_Aim_.
Return every record exactly as written.
* Begin Records supplied *
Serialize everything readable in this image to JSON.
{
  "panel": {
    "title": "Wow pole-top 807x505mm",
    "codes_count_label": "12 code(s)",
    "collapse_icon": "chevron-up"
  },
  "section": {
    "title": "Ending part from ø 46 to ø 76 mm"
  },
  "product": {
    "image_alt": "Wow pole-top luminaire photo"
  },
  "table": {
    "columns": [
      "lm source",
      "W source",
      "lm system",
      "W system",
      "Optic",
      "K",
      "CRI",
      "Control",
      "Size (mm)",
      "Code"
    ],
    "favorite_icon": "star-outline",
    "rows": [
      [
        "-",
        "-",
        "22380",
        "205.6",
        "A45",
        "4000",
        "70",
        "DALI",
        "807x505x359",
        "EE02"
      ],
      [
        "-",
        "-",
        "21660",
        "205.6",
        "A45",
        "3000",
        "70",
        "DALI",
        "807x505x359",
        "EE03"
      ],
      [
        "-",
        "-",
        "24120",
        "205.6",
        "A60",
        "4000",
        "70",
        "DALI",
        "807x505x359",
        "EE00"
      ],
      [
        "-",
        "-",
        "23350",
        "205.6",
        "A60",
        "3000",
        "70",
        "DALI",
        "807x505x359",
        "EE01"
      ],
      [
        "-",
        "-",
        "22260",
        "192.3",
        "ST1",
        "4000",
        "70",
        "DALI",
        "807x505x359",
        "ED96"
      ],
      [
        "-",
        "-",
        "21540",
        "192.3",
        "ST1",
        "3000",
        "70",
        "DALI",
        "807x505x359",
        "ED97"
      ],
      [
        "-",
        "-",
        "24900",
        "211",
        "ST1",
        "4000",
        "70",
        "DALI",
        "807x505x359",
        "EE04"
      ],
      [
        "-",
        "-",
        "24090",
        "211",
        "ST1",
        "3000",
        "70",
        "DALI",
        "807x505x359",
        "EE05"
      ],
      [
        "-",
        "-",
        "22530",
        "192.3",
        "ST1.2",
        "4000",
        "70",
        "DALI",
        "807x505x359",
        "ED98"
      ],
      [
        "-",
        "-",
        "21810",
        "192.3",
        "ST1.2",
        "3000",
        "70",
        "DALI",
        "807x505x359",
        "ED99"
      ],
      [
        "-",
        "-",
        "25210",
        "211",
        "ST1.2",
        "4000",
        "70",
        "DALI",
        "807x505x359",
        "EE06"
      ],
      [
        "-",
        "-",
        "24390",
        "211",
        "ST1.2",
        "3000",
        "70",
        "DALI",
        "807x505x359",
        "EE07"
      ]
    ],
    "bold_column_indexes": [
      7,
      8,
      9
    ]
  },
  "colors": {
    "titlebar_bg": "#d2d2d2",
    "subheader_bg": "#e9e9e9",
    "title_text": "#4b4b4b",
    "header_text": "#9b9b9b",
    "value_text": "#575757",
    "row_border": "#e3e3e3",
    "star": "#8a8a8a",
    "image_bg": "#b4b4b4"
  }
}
* End Records supplied *
_Written solution_.
Serialize everything readable in this image to JSON.
{
  "panel": {
    "title": "Wow pole-top 807x505mm",
    "codes_count_label": "12 code(s)",
    "collapse_icon": "chevron-up"
  },
  "section": {
    "title": "Ending part from ø 46 to ø 76 mm"
  },
  "product": {
    "image_alt": "Wow pole-top luminaire photo"
  },
  "table": {
    "columns": [
      "lm source",
      "W source",
      "lm system",
      "W system",
      "Optic",
      "K",
      "CRI",
      "Control",
      "Size (mm)",
      "Code"
    ],
    "favorite_icon": "star-outline",
    "rows": [
      [
        "-",
        "-",
        "22380",
        "205.6",
        "A45",
        "4000",
        "70",
        "DALI",
        "807x505x359",
        "EE02"
      ],
      [
        "-",
        "-",
        "21660",
        "205.6",
        "A45",
        "3000",
        "70",
        "DALI",
        "807x505x359",
        "EE03"
      ],
      [
        "-",
        "-",
        "24120",
        "205.6",
        "A60",
        "4000",
        "70",
        "DALI",
        "807x505x359",
        "EE00"
      ],
      [
        "-",
        "-",
        "23350",
        "205.6",
        "A60",
        "3000",
        "70",
        "DALI",
        "807x505x359",
        "EE01"
      ],
      [
        "-",
        "-",
        "22260",
        "192.3",
        "ST1",
        "4000",
        "70",
        "DALI",
        "807x505x359",
        "ED96"
      ],
      [
        "-",
        "-",
        "21540",
        "192.3",
        "ST1",
        "3000",
        "70",
        "DALI",
        "807x505x359",
        "ED97"
      ],
      [
        "-",
        "-",
        "24900",
        "211",
        "ST1",
        "4000",
        "70",
        "DALI",
        "807x505x359",
        "EE04"
      ],
      [
        "-",
        "-",
        "24090",
        "211",
        "ST1",
        "3000",
        "70",
        "DALI",
        "807x505x359",
        "EE05"
      ],
      [
        "-",
        "-",
        "22530",
        "192.3",
        "ST1.2",
        "4000",
        "70",
        "DALI",
        "807x505x359",
        "ED98"
      ],
      [
        "-",
        "-",
        "21810",
        "192.3",
        "ST1.2",
        "3000",
        "70",
        "DALI",
        "807x505x359",
        "ED99"
      ],
      [
        "-",
        "-",
        "25210",
        "211",
        "ST1.2",
        "4000",
        "70",
        "DALI",
        "807x505x359",
        "EE06"
      ],
      [
        "-",
        "-",
        "24390",
        "211",
        "ST1.2",
        "3000",
        "70",
        "DALI",
        "807x505x359",
        "EE07"
      ]
    ],
    "bold_column_indexes": [
      7,
      8,
      9
    ]
  },
  "colors": {
    "titlebar_bg": "#d2d2d2",
    "subheader_bg": "#e9e9e9",
    "title_text": "#4b4b4b",
    "header_text": "#9b9b9b",
    "value_text": "#575757",
    "row_border": "#e3e3e3",
    "star": "#8a8a8a",
    "image_bg": "#b4b4b4"
  }
}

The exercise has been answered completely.